-- Begin --

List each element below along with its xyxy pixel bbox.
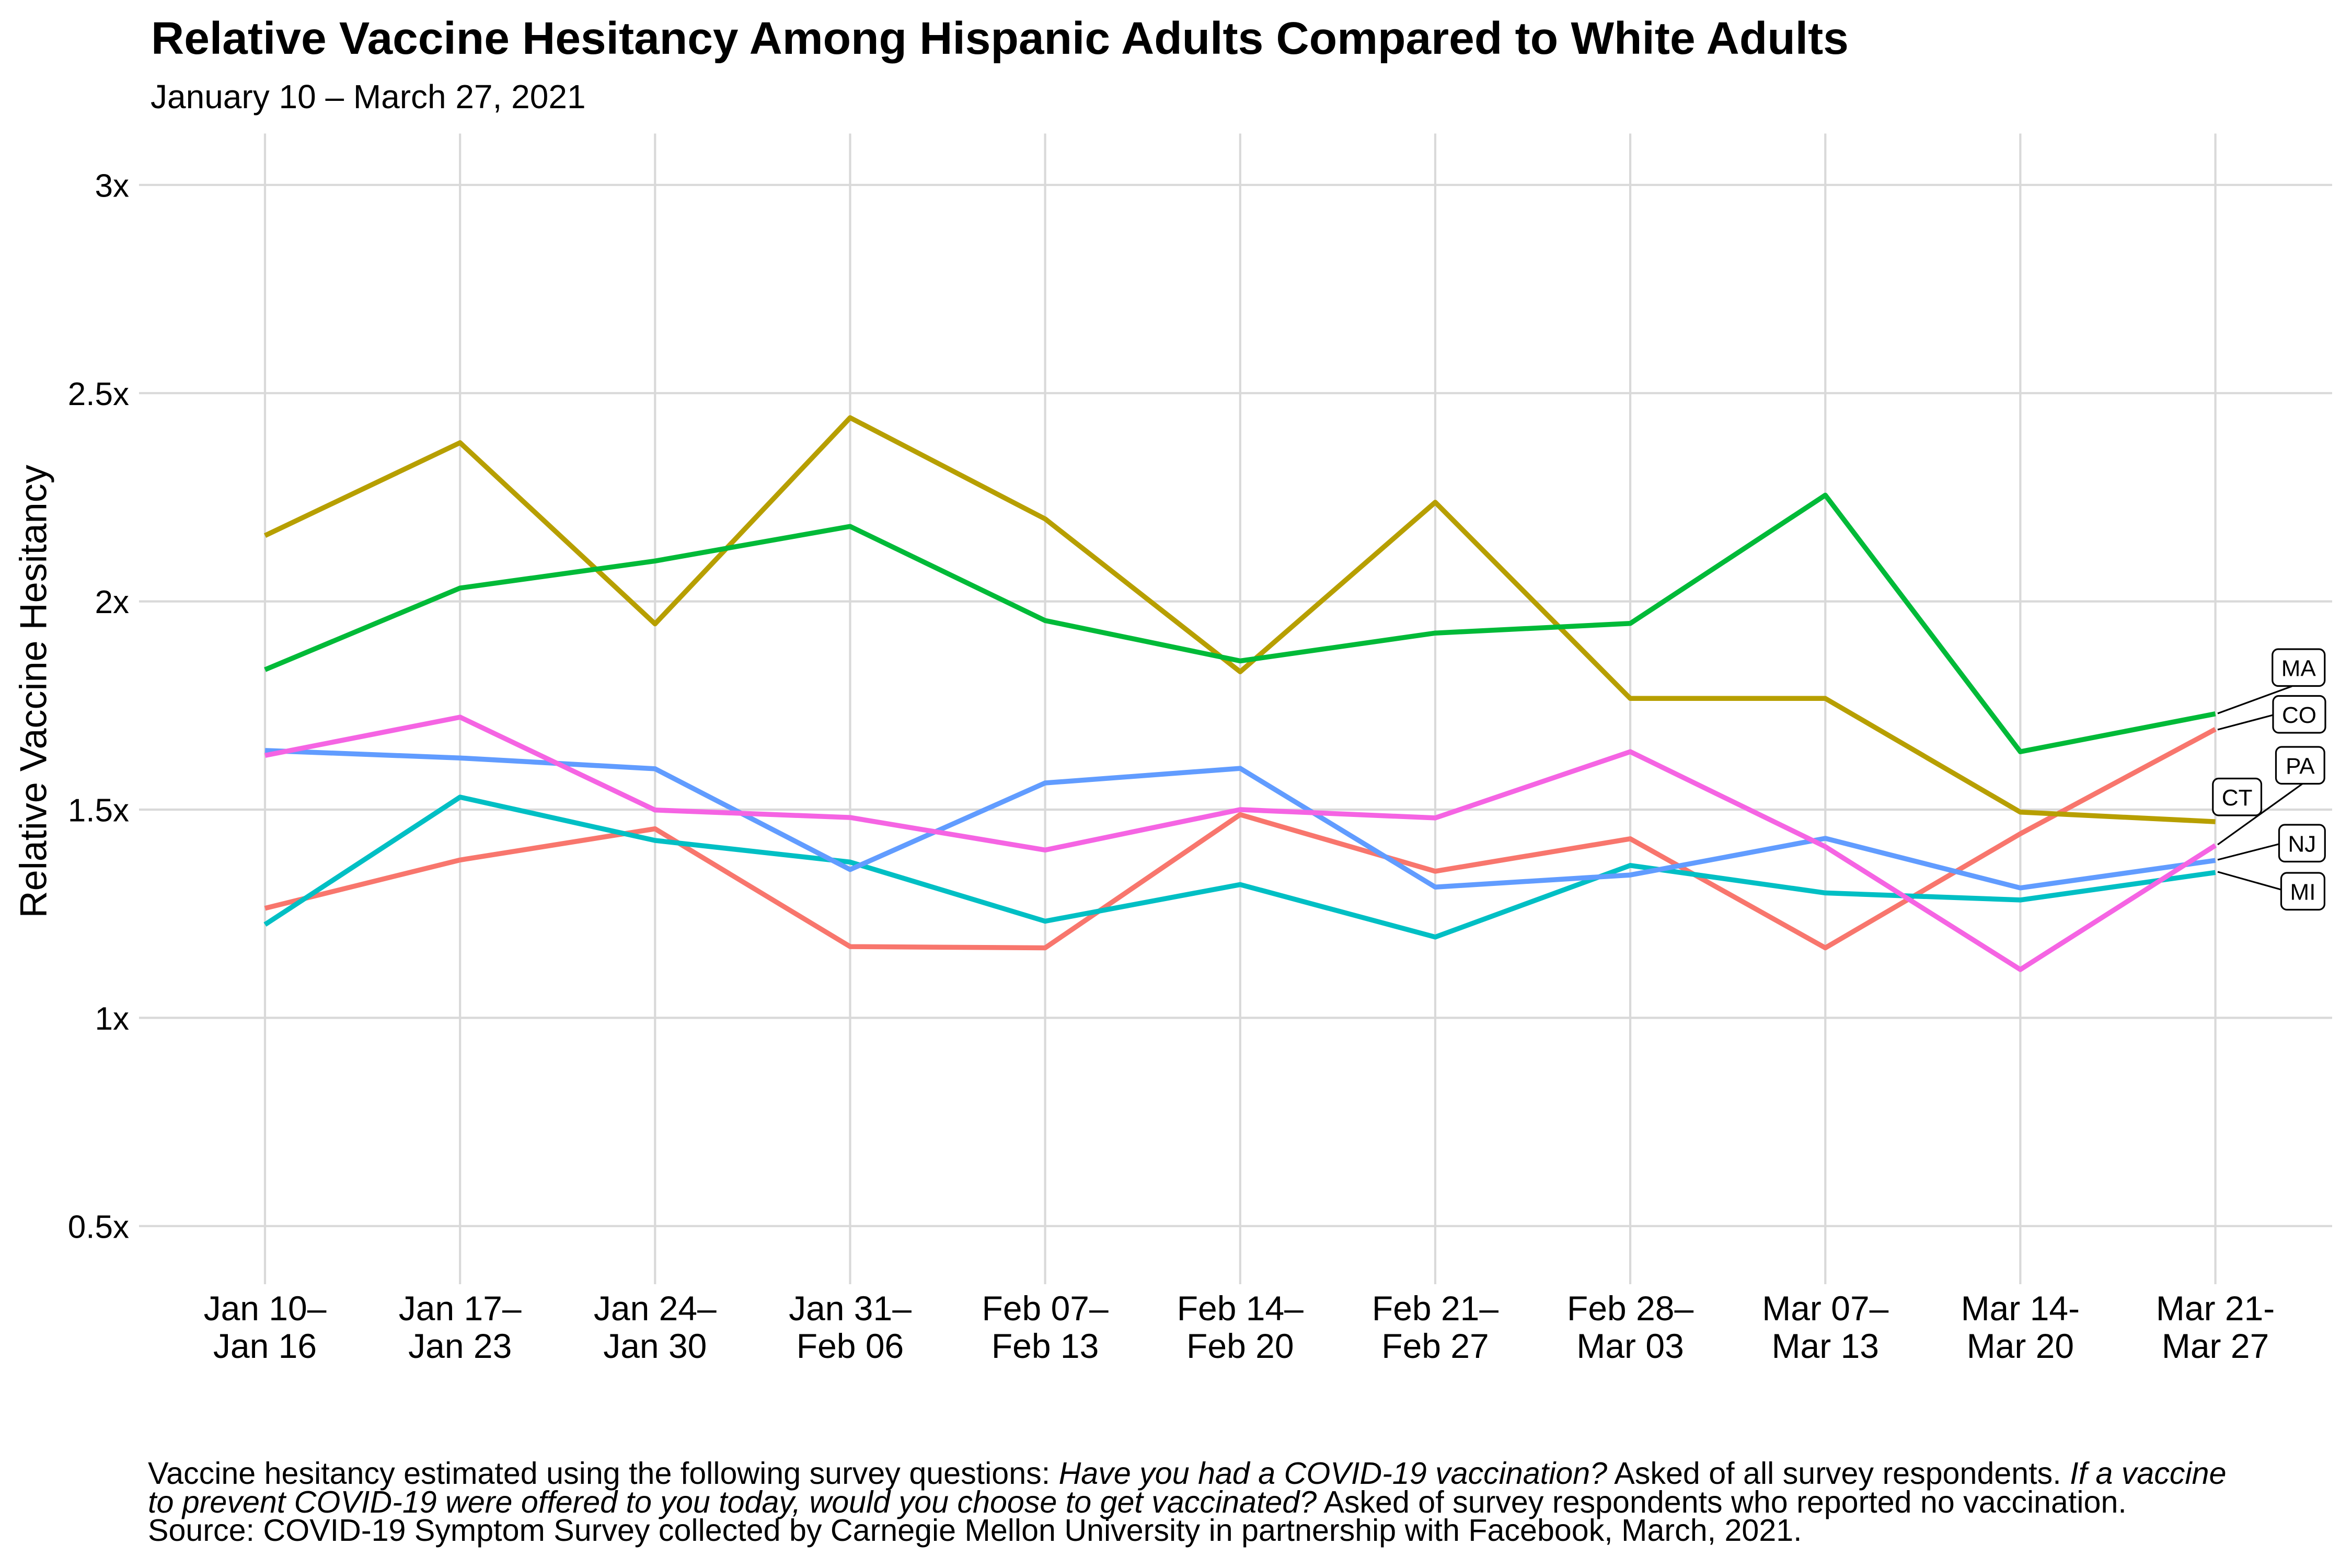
svg-text:Mar 21-: Mar 21- xyxy=(2156,1289,2275,1328)
svg-text:CO: CO xyxy=(2282,702,2316,728)
svg-text:0.5x: 0.5x xyxy=(68,1209,129,1245)
svg-text:Feb 28–: Feb 28– xyxy=(1567,1289,1693,1328)
svg-text:Feb 27: Feb 27 xyxy=(1381,1327,1489,1365)
svg-text:MA: MA xyxy=(2281,656,2316,682)
svg-text:2.5x: 2.5x xyxy=(68,376,129,412)
svg-text:Feb 06: Feb 06 xyxy=(797,1327,904,1365)
svg-text:to prevent COVID-19 were offer: to prevent COVID-19 were offered to you … xyxy=(148,1484,2127,1519)
svg-text:Mar 20: Mar 20 xyxy=(1967,1327,2074,1365)
svg-text:CT: CT xyxy=(2222,785,2253,811)
svg-text:PA: PA xyxy=(2286,754,2315,779)
svg-text:Feb 14–: Feb 14– xyxy=(1177,1289,1304,1328)
svg-text:Jan 30: Jan 30 xyxy=(603,1327,707,1365)
svg-text:Feb 20: Feb 20 xyxy=(1186,1327,1294,1365)
svg-text:Jan 31–: Jan 31– xyxy=(789,1289,912,1328)
svg-text:NJ: NJ xyxy=(2288,832,2316,857)
svg-text:Jan 16: Jan 16 xyxy=(213,1327,317,1365)
svg-text:Feb 21–: Feb 21– xyxy=(1372,1289,1498,1328)
svg-text:Relative Vaccine Hesitancy Amo: Relative Vaccine Hesitancy Among Hispani… xyxy=(151,13,1849,64)
svg-text:Jan 24–: Jan 24– xyxy=(594,1289,717,1328)
svg-text:Mar 27: Mar 27 xyxy=(2162,1327,2269,1365)
svg-text:Mar 03: Mar 03 xyxy=(1576,1327,1684,1365)
svg-text:Jan 23: Jan 23 xyxy=(408,1327,512,1365)
svg-text:January 10 – March 27, 2021: January 10 – March 27, 2021 xyxy=(151,78,586,116)
svg-text:Mar 13: Mar 13 xyxy=(1772,1327,1879,1365)
svg-text:1.5x: 1.5x xyxy=(68,793,129,829)
svg-text:MI: MI xyxy=(2290,880,2316,905)
svg-text:Vaccine hesitancy estimated us: Vaccine hesitancy estimated using the fo… xyxy=(148,1456,2227,1491)
svg-text:3x: 3x xyxy=(95,168,129,204)
svg-text:Feb 13: Feb 13 xyxy=(991,1327,1099,1365)
svg-text:Mar 14-: Mar 14- xyxy=(1961,1289,2080,1328)
svg-text:2x: 2x xyxy=(95,584,129,620)
svg-text:Mar 07–: Mar 07– xyxy=(1762,1289,1888,1328)
svg-text:1x: 1x xyxy=(95,1001,129,1037)
svg-text:Source: COVID-19 Symptom Surve: Source: COVID-19 Symptom Survey collecte… xyxy=(148,1513,1802,1548)
svg-text:Jan 17–: Jan 17– xyxy=(399,1289,522,1328)
svg-text:Feb 07–: Feb 07– xyxy=(982,1289,1109,1328)
svg-text:Relative Vaccine Hesitancy: Relative Vaccine Hesitancy xyxy=(13,465,55,918)
svg-text:Jan 10–: Jan 10– xyxy=(204,1289,327,1328)
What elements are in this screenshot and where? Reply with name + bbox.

-- End --

■ Exercise
Copy every line of the records above word for word, and leave the pictures out of your copy.

■ Solution for this problem
List each element below along with its xyxy pixel bbox.
svg-text:Mar 21-: Mar 21- xyxy=(2156,1289,2275,1328)
svg-text:CO: CO xyxy=(2282,702,2316,728)
svg-text:0.5x: 0.5x xyxy=(68,1209,129,1245)
svg-text:Feb 28–: Feb 28– xyxy=(1567,1289,1693,1328)
svg-text:Feb 27: Feb 27 xyxy=(1381,1327,1489,1365)
svg-text:MA: MA xyxy=(2281,656,2316,682)
svg-text:2.5x: 2.5x xyxy=(68,376,129,412)
svg-text:Feb 06: Feb 06 xyxy=(797,1327,904,1365)
svg-text:to prevent COVID-19 were offer: to prevent COVID-19 were offered to you … xyxy=(148,1484,2127,1519)
svg-text:Mar 20: Mar 20 xyxy=(1967,1327,2074,1365)
svg-text:CT: CT xyxy=(2222,785,2253,811)
svg-text:PA: PA xyxy=(2286,754,2315,779)
svg-text:Feb 14–: Feb 14– xyxy=(1177,1289,1304,1328)
svg-text:Jan 30: Jan 30 xyxy=(603,1327,707,1365)
svg-text:Feb 20: Feb 20 xyxy=(1186,1327,1294,1365)
svg-text:Jan 31–: Jan 31– xyxy=(789,1289,912,1328)
svg-text:NJ: NJ xyxy=(2288,832,2316,857)
svg-text:Jan 16: Jan 16 xyxy=(213,1327,317,1365)
svg-text:Feb 21–: Feb 21– xyxy=(1372,1289,1498,1328)
svg-text:Relative Vaccine Hesitancy Amo: Relative Vaccine Hesitancy Among Hispani… xyxy=(151,13,1849,64)
svg-text:Jan 24–: Jan 24– xyxy=(594,1289,717,1328)
svg-text:Mar 27: Mar 27 xyxy=(2162,1327,2269,1365)
svg-text:Mar 03: Mar 03 xyxy=(1576,1327,1684,1365)
svg-text:Jan 23: Jan 23 xyxy=(408,1327,512,1365)
svg-text:January 10 – March 27, 2021: January 10 – March 27, 2021 xyxy=(151,78,586,116)
svg-text:Mar 13: Mar 13 xyxy=(1772,1327,1879,1365)
svg-text:1.5x: 1.5x xyxy=(68,793,129,829)
svg-text:MI: MI xyxy=(2290,880,2316,905)
svg-text:Vaccine hesitancy estimated us: Vaccine hesitancy estimated using the fo… xyxy=(148,1456,2227,1491)
svg-text:3x: 3x xyxy=(95,168,129,204)
svg-text:Feb 13: Feb 13 xyxy=(991,1327,1099,1365)
svg-text:Mar 14-: Mar 14- xyxy=(1961,1289,2080,1328)
svg-text:2x: 2x xyxy=(95,584,129,620)
svg-text:Mar 07–: Mar 07– xyxy=(1762,1289,1888,1328)
svg-text:1x: 1x xyxy=(95,1001,129,1037)
svg-text:Source: COVID-19 Symptom Surve: Source: COVID-19 Symptom Survey collecte… xyxy=(148,1513,1802,1548)
svg-text:Jan 17–: Jan 17– xyxy=(399,1289,522,1328)
svg-text:Feb 07–: Feb 07– xyxy=(982,1289,1109,1328)
svg-text:Relative Vaccine Hesitancy: Relative Vaccine Hesitancy xyxy=(13,465,55,918)
svg-text:Jan 10–: Jan 10– xyxy=(204,1289,327,1328)
What elements are in this screenshot and where? Reply with name + bbox.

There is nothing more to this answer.